* **TASK OBJECTIVE**: Search the listing below for the string "heat" and show each line that contains it.

* **EXERCISE INPUTS**:
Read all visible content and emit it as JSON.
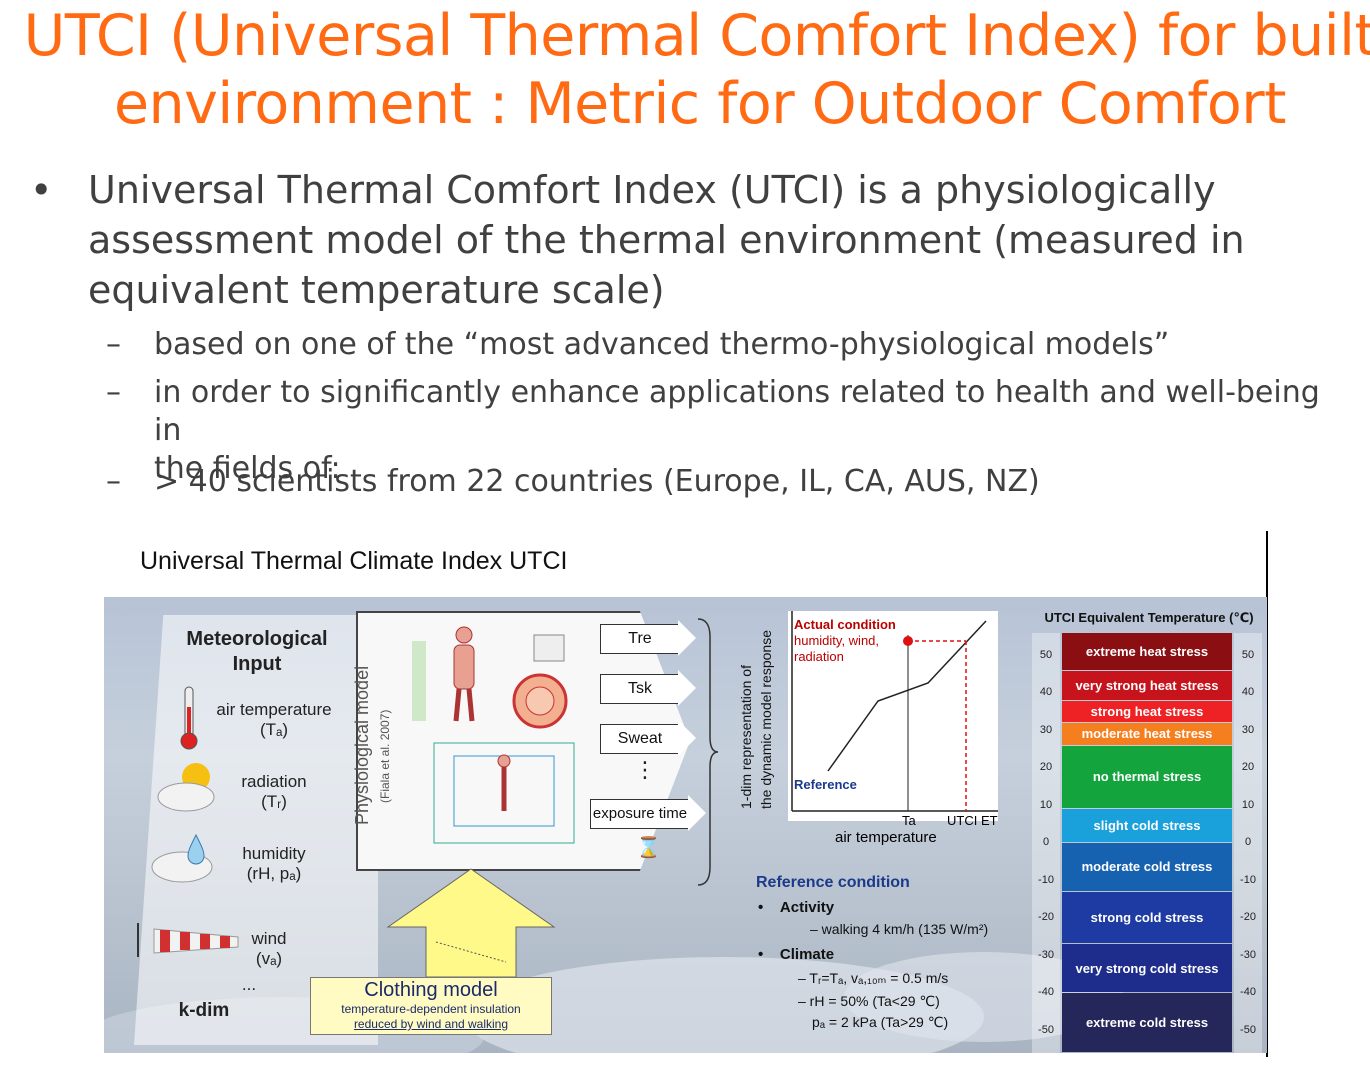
{
  "title": {
    "line1": "UTCI (Universal Thermal Comfort Index) for built",
    "line2": "environment : Metric for Outdoor Comfort"
  },
  "bullets": {
    "main": {
      "marker": "•",
      "line1": "Universal Thermal Comfort Index (UTCI) is a physiologically",
      "line2": "assessment model of the thermal environment (measured in",
      "line3": "equivalent temperature scale)"
    },
    "sub1": {
      "marker": "–",
      "text": "based on one of the “most advanced thermo-physiological models”"
    },
    "sub2": {
      "marker": "–",
      "line1": "in order to significantly enhance applications related to health and well-being in",
      "line2": "the fields of:"
    },
    "sub3": {
      "marker": "–",
      "text": "> 40 scientists from 22 countries (Europe, IL, CA, AUS, NZ)"
    }
  },
  "figure": {
    "title": "Universal Thermal Climate Index UTCI",
    "meteorological": {
      "title_line1": "Meteorological",
      "title_line2": "Input",
      "air_temperature": "air temperature",
      "air_temperature_sym": "(Tₐ)",
      "radiation": "radiation",
      "radiation_sym": "(Tᵣ)",
      "humidity": "humidity",
      "humidity_sym": "(rH, pₐ)",
      "wind": "wind",
      "wind_sym": "(vₐ)",
      "ellipsis": "...",
      "kdim": "k-dim"
    },
    "physiological": {
      "label": "Physiological model",
      "citation": "(Fiala et al. 2007)"
    },
    "outputs": [
      "Tre",
      "Tsk",
      "Sweat"
    ],
    "outputs_more": "⋮",
    "exposure_time": "exposure time",
    "hourglass": "⌛",
    "clothing": {
      "title": "Clothing model",
      "line1": "temperature-dependent insulation",
      "line2": "reduced by wind and walking"
    },
    "vertical_label_line1": "1-dim representation of",
    "vertical_label_line2": "the dynamic model response",
    "mini_chart": {
      "actual_title": "Actual condition",
      "actual_line1": "humidity, wind,",
      "actual_line2": "radiation",
      "reference": "Reference",
      "ta": "Ta",
      "utci_et": "UTCI ET",
      "xlabel": "air temperature"
    },
    "reference_condition": {
      "title": "Reference condition",
      "activity": "Activity",
      "activity_detail": "– walking 4 km/h (135 W/m²)",
      "climate": "Climate",
      "climate1": "– Tᵣ=Tₐ, vₐ,₁₀ₘ = 0.5 m/s",
      "climate2": "– rH = 50%  (Ta<29 ℃)",
      "climate3": "pₐ = 2 kPa (Ta>29 ℃)"
    },
    "scale": {
      "title": "UTCI Equivalent Temperature (℃)",
      "ticks": [
        "50",
        "40",
        "30",
        "20",
        "10",
        "0",
        "-10",
        "-20",
        "-30",
        "-40",
        "-50"
      ],
      "categories": [
        {
          "label": "extreme heat stress",
          "color": "#8b0f12"
        },
        {
          "label": "very strong heat stress",
          "color": "#c7131b"
        },
        {
          "label": "strong heat stress",
          "color": "#ee2124"
        },
        {
          "label": "moderate heat stress",
          "color": "#f57f1f"
        },
        {
          "label": "no thermal stress",
          "color": "#13a43e"
        },
        {
          "label": "slight cold stress",
          "color": "#1aa1dc"
        },
        {
          "label": "moderate cold stress",
          "color": "#1761b1"
        },
        {
          "label": "strong cold stress",
          "color": "#1d3ba2"
        },
        {
          "label": "very strong cold stress",
          "color": "#1e2d8b"
        },
        {
          "label": "extreme cold stress",
          "color": "#252659"
        }
      ]
    }
  }
}
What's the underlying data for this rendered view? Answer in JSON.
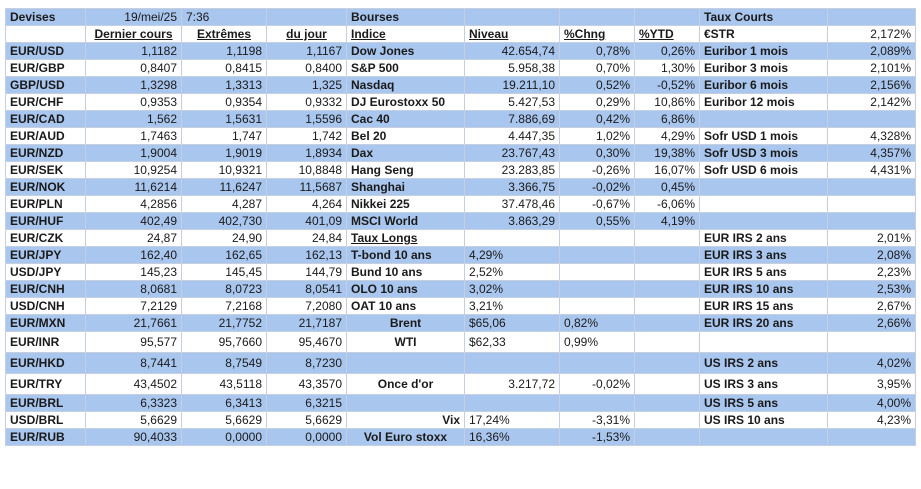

* **ANSWER TO THE EXERCISE**:
          "label": "extreme heat stress",
          "label": "very strong heat stress",
          "label": "strong heat stress",
          "label": "moderate heat stress",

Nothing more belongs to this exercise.